== To be done ==
A. According to the case summary, which judge heard the case?
B. Reproduce the stretch of the case summary from "Held: Abandonment of" through "as for a CTL." without any changes.

References: [2002] EWHC 2601 (Comm), [2003] 1 All ER (Comm) 277, [2003] 1 Lloyd’s Rep 296
Links: Bailii
Coram: Tomlinson J
Ratio: The claimant ship owner and its mortgagee sued the defendant insurer after the loss of the insured vessel, through fire. The insurers replied that the damage by fire was so extensive that the vessel was beyond repair when she sank, and was therefore a constructive total loss (‘CTL’). They said the cause of the loss was not the fire, and the loss was uninsured.
Held: Abandonment of the subject-matter insured will take place by operation of law when the underwriters settle the claim. Section 61 is thus satisfied. The insured has been deprived of his right of choice envisaged by Section 61. He has no option but to treat the vessel as a total loss. Section 62(7) says in terms that notice of abandonment is unnecessary where when the insured receives information of the loss there would be no possibility of benefit to the insurer if notice were given to him. The Claimants were entitled to recover as for a CTL.
Statutes: Marine Insurance Act 1906 6162(7) 77(2)
This case cites:
- See Also – Kastor Navigation Co Ltd and Another v AGF M A T and others ComC (Bailii, [2003] EWHC 472 (Comm), Times 29-Mar-03)
The court was able to make costs orders which differentiated between different stages and elements of a case. This might well result, as here, in a situation of a succesful claimant being ordered to pay 80% of the defendant’s costs, because of costs . . - Cited – Le Cheminant v Pearson ((1812) 4 Taunt 367)
The insured having carried out a partial repair folowing one incident, the vessel was then a total loss.
Held: The insured could recover both losses. . . - Cited – Slattery v Mance ([1962] 1 QB 676)
Where the insured property is damaged in a fire, unless the insurers allege that it had been started deliberately with the connivance of the insured, acceptance that a fire had occurred amounted to admission of the operation of an insured peril. . . - Cited – Robertson v Nomikos HL ([1939] AC 371)
The ship suffered a constructive total loss under the terms of their freight insurance policy, which stipulated that the value when repaired was to be taken as the insured value. The cost of repairs was greater than the insured value, but less than . . - Cited – Bank of America National Trust and Savings Association v Chrismas (‘The Kyriaki’) QBD ([1993] 1 Lloyd’s Rep 137, Times 26-Aug-92)
When a party seeks to add a new defendant by the amendment of a writ, that amended writ must be served within the applicable limitation period. For limitation purposes the assured’s cause of action arose at the date of the CTL casualty, that a . . - Cited – Chandris v Argo Insurance Ltd ([1963] 2 LLoyds Rep 64)
Terms of an insurance policy for the very nature of the loss may require a particular method of computation or process of quantification of loss before payment is due. Ordinarily, the right to the indemnity accrues as soon as the loss has been . . - Cited – Socony Mobil Oil Co Inc and others v West of England Ship Owners Mutual Insurance Association Ltd (Padri Island) (No 2); Firma CF-Trade SA v Similar (The ‘Fant’) HL ([1991] 2 AC 1, Gazette 25-Jul-90, [1990] 2 Lloyds Rep 191)

== Extracted material ==
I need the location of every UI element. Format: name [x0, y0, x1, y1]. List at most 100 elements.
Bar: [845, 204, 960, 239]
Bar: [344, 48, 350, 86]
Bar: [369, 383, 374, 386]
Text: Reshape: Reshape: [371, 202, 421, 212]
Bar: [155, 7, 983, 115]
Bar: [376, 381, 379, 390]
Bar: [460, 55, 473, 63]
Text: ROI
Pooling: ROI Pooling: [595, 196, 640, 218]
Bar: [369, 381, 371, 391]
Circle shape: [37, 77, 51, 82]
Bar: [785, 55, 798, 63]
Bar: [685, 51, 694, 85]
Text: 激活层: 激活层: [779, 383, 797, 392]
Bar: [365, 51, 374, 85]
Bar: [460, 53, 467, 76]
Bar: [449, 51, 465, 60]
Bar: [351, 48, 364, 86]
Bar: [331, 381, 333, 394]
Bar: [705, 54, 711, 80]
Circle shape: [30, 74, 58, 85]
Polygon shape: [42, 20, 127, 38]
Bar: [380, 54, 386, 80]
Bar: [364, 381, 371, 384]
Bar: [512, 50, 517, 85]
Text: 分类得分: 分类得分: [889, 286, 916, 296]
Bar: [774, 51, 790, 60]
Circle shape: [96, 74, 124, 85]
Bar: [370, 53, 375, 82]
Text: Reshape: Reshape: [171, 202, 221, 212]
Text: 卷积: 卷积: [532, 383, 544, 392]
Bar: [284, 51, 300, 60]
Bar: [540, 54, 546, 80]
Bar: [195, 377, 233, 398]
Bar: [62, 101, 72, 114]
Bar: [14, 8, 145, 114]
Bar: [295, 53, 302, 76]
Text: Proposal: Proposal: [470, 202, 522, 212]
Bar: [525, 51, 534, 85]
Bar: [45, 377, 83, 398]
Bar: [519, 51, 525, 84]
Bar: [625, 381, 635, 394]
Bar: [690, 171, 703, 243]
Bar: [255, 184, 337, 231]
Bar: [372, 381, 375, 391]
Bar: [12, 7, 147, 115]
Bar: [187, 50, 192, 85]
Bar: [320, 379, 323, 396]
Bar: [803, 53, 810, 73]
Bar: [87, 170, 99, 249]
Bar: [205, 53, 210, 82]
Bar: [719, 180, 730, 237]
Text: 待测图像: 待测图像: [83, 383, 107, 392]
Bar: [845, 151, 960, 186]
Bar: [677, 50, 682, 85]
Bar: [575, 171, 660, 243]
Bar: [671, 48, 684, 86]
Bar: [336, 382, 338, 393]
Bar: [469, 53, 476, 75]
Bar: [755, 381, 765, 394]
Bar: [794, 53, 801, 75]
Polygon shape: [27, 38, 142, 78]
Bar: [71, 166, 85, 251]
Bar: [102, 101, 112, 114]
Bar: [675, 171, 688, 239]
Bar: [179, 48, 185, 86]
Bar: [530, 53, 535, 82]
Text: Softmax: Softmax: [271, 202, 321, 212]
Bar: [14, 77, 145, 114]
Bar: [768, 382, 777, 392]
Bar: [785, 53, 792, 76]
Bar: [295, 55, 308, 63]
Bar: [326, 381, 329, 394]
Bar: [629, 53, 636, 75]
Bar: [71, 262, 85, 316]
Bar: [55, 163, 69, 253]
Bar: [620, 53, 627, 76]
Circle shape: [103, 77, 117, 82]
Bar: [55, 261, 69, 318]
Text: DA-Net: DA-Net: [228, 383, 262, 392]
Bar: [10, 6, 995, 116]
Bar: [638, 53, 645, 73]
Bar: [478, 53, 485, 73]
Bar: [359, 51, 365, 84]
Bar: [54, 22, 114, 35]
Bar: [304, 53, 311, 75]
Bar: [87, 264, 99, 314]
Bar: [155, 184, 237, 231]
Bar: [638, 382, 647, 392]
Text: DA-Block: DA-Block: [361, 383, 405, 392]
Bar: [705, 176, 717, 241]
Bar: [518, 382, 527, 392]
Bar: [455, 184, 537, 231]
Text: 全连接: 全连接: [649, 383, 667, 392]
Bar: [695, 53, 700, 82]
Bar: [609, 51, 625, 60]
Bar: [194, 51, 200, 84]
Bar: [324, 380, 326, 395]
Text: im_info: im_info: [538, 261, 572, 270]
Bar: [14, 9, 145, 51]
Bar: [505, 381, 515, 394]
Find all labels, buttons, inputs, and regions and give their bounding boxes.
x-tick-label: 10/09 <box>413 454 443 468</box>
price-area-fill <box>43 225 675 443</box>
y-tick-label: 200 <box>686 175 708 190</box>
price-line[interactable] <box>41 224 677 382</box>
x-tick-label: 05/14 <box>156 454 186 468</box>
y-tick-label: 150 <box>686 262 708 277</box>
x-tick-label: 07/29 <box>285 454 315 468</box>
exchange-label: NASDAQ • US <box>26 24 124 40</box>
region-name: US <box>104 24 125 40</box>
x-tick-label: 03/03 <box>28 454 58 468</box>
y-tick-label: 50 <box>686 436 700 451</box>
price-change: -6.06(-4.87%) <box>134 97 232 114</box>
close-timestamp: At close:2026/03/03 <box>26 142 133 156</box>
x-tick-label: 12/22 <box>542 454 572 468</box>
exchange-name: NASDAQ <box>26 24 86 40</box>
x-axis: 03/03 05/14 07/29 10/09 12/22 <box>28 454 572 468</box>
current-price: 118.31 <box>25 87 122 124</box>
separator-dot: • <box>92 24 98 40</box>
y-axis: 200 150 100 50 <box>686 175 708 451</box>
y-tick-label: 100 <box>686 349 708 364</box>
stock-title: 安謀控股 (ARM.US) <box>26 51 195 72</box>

== Results for each task ==
A. Tomlinson J.

B.
Held: Abandonment of the subject-matter insured will take place by operation of law when the underwriters settle the claim. Section 61 is thus satisfied. The insured has been deprived of his right of choice envisaged by Section 61. He has no option but to treat the vessel as a total loss. Section 62(7) says in terms that notice of abandonment is unnecessary where when the insured receives information of the loss there would be no possibility of benefit to the insurer if notice were given to him. The Claimants were entitled to recover as for a CTL.